---- Material for this exercise

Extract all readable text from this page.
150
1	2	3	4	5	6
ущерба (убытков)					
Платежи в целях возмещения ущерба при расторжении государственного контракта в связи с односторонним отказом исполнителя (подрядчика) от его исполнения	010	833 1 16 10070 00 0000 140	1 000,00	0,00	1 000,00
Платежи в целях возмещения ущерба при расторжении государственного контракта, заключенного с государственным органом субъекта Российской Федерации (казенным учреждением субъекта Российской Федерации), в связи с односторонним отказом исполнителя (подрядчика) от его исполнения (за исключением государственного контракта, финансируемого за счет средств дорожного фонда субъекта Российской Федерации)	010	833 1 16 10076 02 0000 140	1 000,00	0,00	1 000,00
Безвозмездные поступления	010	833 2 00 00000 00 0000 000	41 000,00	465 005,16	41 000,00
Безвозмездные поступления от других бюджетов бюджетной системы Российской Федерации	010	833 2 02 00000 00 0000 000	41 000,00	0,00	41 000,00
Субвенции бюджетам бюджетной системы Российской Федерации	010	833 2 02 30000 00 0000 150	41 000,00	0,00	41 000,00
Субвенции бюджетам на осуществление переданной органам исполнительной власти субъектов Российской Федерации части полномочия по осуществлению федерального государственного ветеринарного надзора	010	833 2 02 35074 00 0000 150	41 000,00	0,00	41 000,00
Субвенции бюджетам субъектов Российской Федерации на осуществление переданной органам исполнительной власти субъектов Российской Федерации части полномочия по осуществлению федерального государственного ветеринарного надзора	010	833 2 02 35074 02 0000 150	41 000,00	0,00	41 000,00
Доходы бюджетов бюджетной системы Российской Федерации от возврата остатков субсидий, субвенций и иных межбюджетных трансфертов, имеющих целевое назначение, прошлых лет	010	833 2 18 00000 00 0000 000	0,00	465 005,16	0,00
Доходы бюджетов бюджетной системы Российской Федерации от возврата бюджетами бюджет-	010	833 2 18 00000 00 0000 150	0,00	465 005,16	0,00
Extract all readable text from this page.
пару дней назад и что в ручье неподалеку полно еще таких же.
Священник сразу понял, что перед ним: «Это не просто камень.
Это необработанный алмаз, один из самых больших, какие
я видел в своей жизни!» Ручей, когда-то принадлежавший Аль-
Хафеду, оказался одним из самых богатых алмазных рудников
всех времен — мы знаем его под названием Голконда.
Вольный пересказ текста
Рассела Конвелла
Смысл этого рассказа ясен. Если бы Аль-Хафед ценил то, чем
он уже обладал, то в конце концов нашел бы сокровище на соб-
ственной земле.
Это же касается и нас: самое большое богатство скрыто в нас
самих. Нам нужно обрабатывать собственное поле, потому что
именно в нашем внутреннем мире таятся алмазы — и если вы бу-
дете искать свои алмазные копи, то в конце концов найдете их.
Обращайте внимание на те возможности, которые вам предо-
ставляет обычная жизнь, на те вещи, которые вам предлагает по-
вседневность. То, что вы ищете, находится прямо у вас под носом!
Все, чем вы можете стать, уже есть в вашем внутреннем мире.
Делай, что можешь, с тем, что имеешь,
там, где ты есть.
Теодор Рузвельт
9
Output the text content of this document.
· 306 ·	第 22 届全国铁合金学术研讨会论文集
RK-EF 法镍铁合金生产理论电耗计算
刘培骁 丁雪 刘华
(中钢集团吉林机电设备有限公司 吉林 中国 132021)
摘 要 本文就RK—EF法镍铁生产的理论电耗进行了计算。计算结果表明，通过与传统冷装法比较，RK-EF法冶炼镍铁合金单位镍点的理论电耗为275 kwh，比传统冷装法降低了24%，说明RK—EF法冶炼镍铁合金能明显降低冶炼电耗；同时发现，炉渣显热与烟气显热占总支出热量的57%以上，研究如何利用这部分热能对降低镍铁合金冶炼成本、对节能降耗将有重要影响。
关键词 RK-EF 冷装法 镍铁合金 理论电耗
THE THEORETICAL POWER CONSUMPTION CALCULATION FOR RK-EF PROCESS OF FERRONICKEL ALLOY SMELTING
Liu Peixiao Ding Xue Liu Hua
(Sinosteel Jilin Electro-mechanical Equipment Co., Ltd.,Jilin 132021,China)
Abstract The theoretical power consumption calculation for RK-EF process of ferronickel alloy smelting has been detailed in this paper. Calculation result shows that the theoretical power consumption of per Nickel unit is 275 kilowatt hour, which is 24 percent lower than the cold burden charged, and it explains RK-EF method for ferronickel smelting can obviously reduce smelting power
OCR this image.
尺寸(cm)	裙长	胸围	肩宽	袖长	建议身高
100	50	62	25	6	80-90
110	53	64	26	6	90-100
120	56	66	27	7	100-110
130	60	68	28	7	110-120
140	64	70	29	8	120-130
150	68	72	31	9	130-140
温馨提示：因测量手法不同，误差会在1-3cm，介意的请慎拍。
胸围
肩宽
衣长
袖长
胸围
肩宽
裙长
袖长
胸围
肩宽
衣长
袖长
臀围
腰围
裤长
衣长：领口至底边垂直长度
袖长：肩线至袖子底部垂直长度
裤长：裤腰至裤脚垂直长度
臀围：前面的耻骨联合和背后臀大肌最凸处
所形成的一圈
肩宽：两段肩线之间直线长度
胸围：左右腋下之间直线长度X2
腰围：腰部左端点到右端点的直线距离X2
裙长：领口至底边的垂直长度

--------

### The exercise
Your answer should consist only of the lines from the one with "OCR this image." through the end of the data above, reproduced exactly.

### Solution to this exercise
OCR this image.
尺寸(cm)	裙长	胸围	肩宽	袖长	建议身高
100	50	62	25	6	80-90
110	53	64	26	6	90-100
120	56	66	27	7	100-110
130	60	68	28	7	110-120
140	64	70	29	8	120-130
150	68	72	31	9	130-140
温馨提示：因测量手法不同，误差会在1-3cm，介意的请慎拍。
胸围
肩宽
衣长
袖长
胸围
肩宽
裙长
袖长
胸围
肩宽
衣长
袖长
臀围
腰围
裤长
衣长：领口至底边垂直长度
袖长：肩线至袖子底部垂直长度
裤长：裤腰至裤脚垂直长度
臀围：前面的耻骨联合和背后臀大肌最凸处
所形成的一圈
肩宽：两段肩线之间直线长度
胸围：左右腋下之间直线长度X2
腰围：腰部左端点到右端点的直线距离X2
裙长：领口至底边的垂直长度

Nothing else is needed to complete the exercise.